What is being asked ::
Identify, in the records below, every line where the string "color" appears, and copy each such line.

Excerpt from a dataset:

● ● ●

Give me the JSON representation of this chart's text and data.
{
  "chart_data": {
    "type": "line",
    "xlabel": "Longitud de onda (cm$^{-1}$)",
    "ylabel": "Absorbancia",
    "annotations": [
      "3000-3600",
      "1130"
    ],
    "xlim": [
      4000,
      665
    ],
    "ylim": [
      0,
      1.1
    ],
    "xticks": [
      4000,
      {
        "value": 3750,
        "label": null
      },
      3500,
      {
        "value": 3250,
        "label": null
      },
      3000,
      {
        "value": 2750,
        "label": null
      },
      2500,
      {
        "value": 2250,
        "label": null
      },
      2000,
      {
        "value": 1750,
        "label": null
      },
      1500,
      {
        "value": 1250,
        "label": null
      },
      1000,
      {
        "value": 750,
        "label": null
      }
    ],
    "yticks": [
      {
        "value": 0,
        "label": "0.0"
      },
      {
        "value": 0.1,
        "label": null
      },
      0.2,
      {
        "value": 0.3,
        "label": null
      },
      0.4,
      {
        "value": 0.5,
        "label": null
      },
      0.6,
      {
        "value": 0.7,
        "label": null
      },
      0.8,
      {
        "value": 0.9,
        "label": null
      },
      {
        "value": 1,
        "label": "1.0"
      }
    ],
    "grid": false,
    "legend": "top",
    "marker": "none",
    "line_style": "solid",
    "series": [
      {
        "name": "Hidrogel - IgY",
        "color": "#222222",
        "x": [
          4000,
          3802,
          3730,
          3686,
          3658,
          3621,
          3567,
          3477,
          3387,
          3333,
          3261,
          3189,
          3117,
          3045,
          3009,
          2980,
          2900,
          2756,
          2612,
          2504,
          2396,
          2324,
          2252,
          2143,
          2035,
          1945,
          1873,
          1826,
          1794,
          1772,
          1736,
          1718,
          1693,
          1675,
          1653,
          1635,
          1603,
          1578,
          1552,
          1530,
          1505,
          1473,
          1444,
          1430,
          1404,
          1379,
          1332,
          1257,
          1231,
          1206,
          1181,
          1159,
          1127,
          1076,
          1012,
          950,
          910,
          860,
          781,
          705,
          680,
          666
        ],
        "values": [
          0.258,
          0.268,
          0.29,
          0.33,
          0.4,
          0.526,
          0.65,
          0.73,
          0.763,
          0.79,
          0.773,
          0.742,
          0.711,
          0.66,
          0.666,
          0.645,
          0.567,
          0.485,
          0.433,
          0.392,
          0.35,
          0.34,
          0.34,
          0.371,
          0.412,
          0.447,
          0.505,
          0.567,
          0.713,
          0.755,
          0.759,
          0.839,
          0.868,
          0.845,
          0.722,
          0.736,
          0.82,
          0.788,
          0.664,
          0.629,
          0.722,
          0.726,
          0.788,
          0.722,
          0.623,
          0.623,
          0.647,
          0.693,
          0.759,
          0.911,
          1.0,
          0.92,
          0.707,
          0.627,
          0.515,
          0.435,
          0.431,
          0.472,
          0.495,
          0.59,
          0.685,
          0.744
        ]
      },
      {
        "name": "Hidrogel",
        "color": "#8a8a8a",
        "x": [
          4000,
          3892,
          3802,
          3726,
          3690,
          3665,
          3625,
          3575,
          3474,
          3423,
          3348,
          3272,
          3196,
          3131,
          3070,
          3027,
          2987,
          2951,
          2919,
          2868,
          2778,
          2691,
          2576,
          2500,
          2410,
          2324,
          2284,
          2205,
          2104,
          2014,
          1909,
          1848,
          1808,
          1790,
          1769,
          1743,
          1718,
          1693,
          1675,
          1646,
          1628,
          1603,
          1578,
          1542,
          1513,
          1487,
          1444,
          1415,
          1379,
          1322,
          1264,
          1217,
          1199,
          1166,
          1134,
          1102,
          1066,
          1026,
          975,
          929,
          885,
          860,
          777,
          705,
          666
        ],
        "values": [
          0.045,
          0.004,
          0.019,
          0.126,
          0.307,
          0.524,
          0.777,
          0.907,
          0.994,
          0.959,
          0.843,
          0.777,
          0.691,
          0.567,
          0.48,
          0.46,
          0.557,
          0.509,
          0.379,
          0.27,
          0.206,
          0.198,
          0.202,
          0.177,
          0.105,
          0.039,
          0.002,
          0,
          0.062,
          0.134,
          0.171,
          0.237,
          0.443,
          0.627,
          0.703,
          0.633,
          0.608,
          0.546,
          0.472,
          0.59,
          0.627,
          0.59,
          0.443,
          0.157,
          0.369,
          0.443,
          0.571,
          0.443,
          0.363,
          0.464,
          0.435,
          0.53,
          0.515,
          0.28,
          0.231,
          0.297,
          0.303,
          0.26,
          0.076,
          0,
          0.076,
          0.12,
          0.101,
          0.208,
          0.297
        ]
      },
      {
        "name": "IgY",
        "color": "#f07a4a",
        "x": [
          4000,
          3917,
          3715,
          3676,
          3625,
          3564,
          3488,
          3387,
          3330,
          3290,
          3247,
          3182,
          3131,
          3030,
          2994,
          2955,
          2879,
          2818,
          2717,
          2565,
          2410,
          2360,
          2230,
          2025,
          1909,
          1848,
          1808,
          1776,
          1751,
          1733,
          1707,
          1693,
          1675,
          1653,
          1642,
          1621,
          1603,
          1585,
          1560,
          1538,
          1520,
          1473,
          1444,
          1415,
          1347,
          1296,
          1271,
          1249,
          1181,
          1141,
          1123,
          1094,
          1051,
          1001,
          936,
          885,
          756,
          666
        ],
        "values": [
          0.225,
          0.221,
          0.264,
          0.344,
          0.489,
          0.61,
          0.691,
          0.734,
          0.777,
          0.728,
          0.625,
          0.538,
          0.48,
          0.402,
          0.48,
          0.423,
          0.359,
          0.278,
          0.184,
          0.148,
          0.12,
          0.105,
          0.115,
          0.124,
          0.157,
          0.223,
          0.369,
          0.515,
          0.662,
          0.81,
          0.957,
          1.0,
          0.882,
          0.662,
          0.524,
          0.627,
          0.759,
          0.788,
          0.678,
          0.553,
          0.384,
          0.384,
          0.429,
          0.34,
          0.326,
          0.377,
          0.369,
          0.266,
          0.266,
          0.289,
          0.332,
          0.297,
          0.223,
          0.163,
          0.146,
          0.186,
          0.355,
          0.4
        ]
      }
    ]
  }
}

● ● ●

Solution for this exercise ::
        "color": "#222222",
        "color": "#8a8a8a",
        "color": "#f07a4a",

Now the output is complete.